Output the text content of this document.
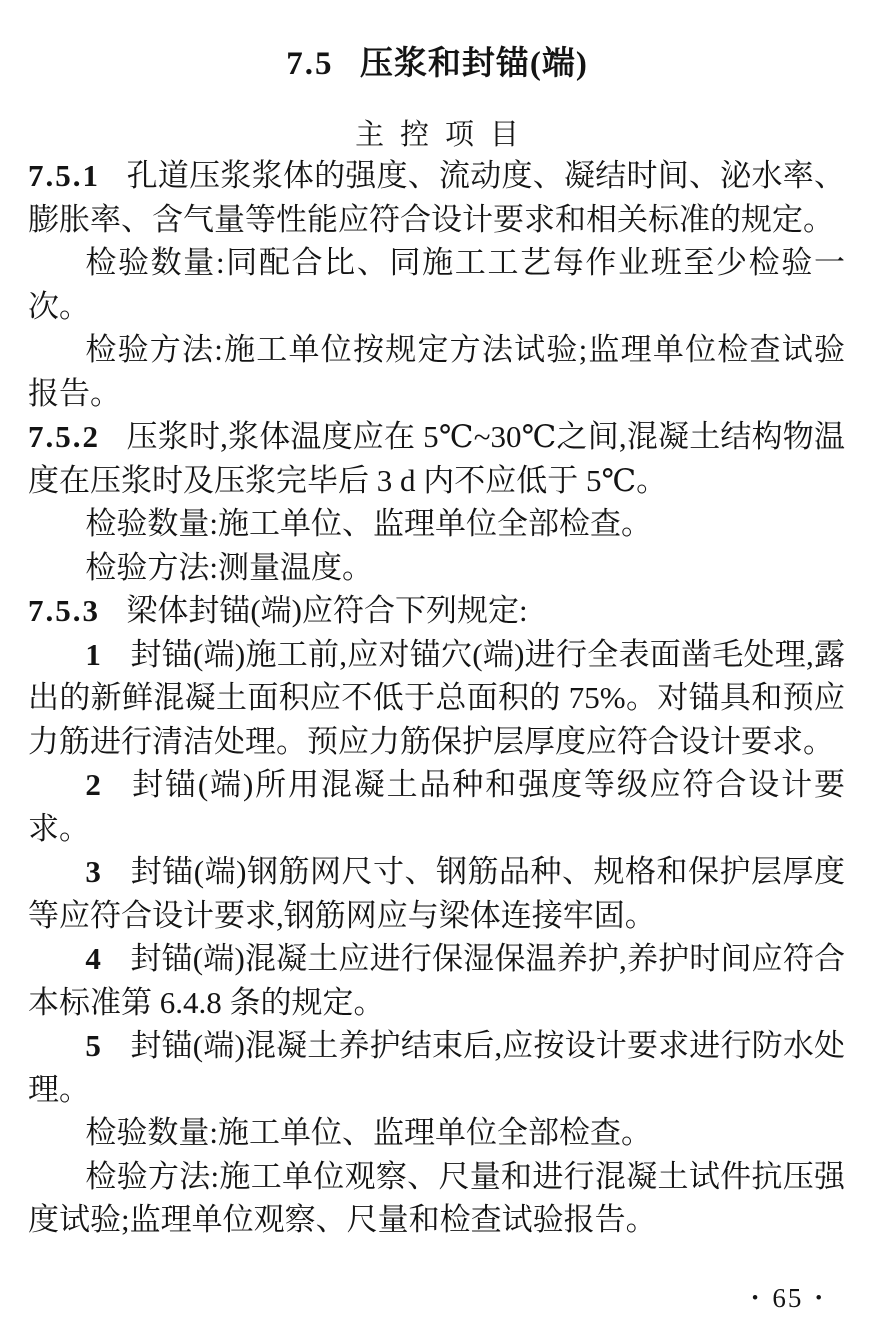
7.5 压浆和封锚(端)
主控项目

7.5.1 孔道压浆浆体的强度、流动度、凝结时间、泌水率、膨胀率、含气量等性能应符合设计要求和相关标准的规定。

检验数量:同配合比、同施工工艺每作业班至少检验一次。

检验方法:施工单位按规定方法试验;监理单位检查试验报告。

7.5.2 压浆时,浆体温度应在 5℃~30℃之间,混凝土结构物温度在压浆时及压浆完毕后 3 d 内不应低于 5℃。

检验数量:施工单位、监理单位全部检查。

检验方法:测量温度。

7.5.3 梁体封锚(端)应符合下列规定:

1 封锚(端)施工前,应对锚穴(端)进行全表面凿毛处理,露出的新鲜混凝土面积应不低于总面积的 75%。对锚具和预应力筋进行清洁处理。预应力筋保护层厚度应符合设计要求。

2 封锚(端)所用混凝土品种和强度等级应符合设计要求。

3 封锚(端)钢筋网尺寸、钢筋品种、规格和保护层厚度等应符合设计要求,钢筋网应与梁体连接牢固。

4 封锚(端)混凝土应进行保湿保温养护,养护时间应符合本标准第 6.4.8 条的规定。

5 封锚(端)混凝土养护结束后,应按设计要求进行防水处理。

检验数量:施工单位、监理单位全部检查。

检验方法:施工单位观察、尺量和进行混凝土试件抗压强度试验;监理单位观察、尺量和检查试验报告。

• 65 •
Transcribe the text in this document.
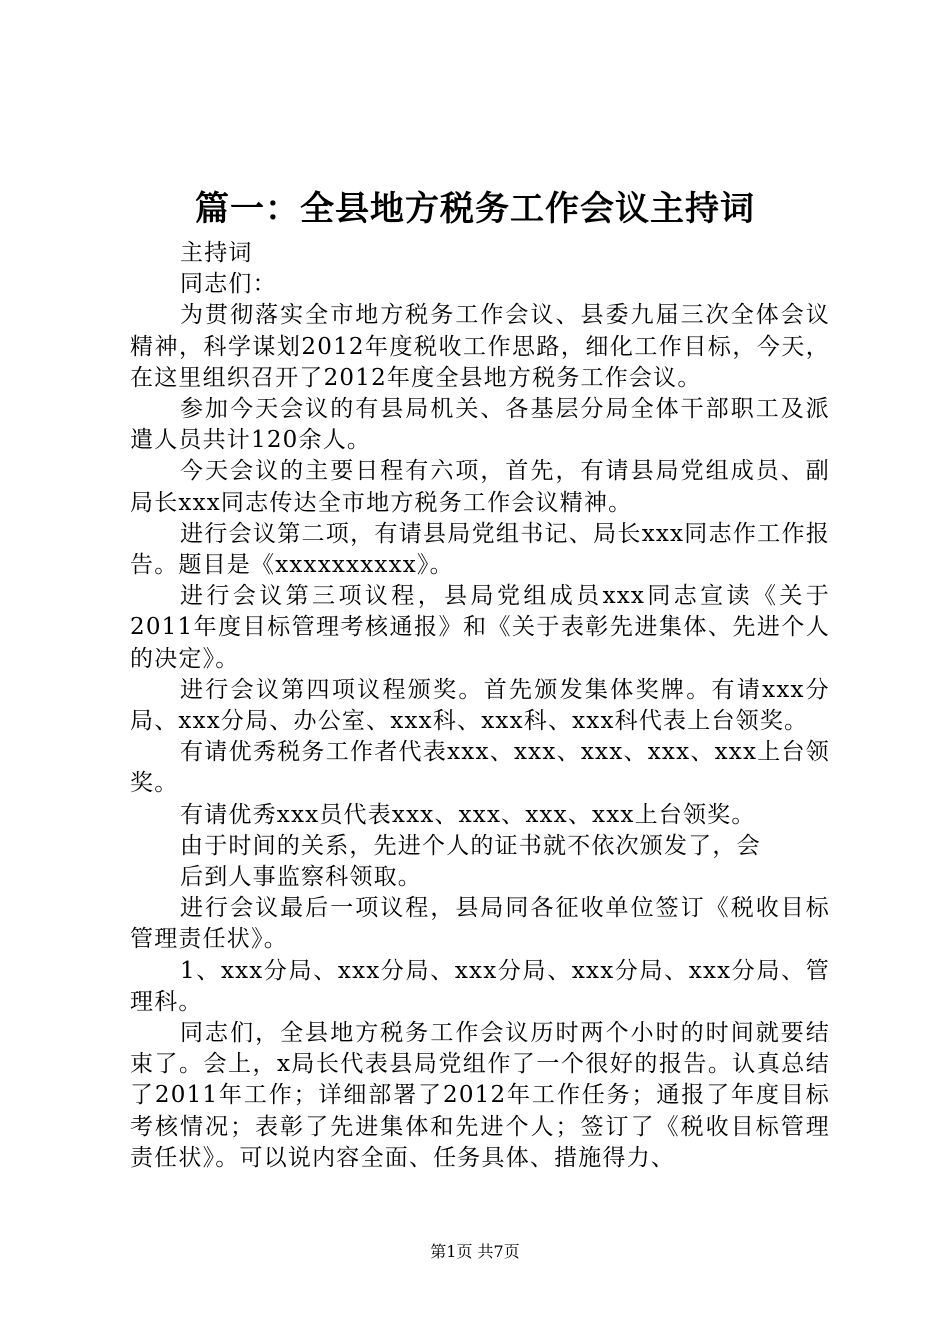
篇一：全县地方税务工作会议主持词

主持词

同志们：

为贯彻落实全市地方税务工作会议、县委九届三次全体会议精神，科学谋划2012年度税收工作思路，细化工作目标，今天，在这里组织召开了2012年度全县地方税务工作会议。

参加今天会议的有县局机关、各基层分局全体干部职工及派遣人员共计120余人。

今天会议的主要日程有六项，首先，有请县局党组成员、副局长xxx同志传达全市地方税务工作会议精神。

进行会议第二项，有请县局党组书记、局长xxx同志作工作报告。题目是《xxxxxxxxxx》。

进行会议第三项议程，县局党组成员xxx同志宣读《关于2011年度目标管理考核通报》和《关于表彰先进集体、先进个人的决定》。

进行会议第四项议程颁奖。首先颁发集体奖牌。有请xxx分局、xxx分局、办公室、xxx科、xxx科、xxx科代表上台领奖。

有请优秀税务工作者代表xxx、xxx、xxx、xxx、xxx上台领奖。

有请优秀xxx员代表xxx、xxx、xxx、xxx上台领奖。

由于时间的关系，先进个人的证书就不依次颁发了，会

后到人事监察科领取。

进行会议最后一项议程，县局同各征收单位签订《税收目标管理责任状》。

1、xxx分局、xxx分局、xxx分局、xxx分局、xxx分局、管理科。

同志们，全县地方税务工作会议历时两个小时的时间就要结束了。会上，x局长代表县局党组作了一个很好的报告。认真总结了2011年工作；详细部署了2012年工作任务；通报了年度目标考核情况；表彰了先进集体和先进个人；签订了《税收目标管理责任状》。可以说内容全面、任务具体、措施得力、

第1页 共7页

***

→ **WORK TO BE COMPLETED**: Note how many lines in the listing above hold the string "xxx分局", then give only that figure.

→ **PROBLEM SOLUTION**: 2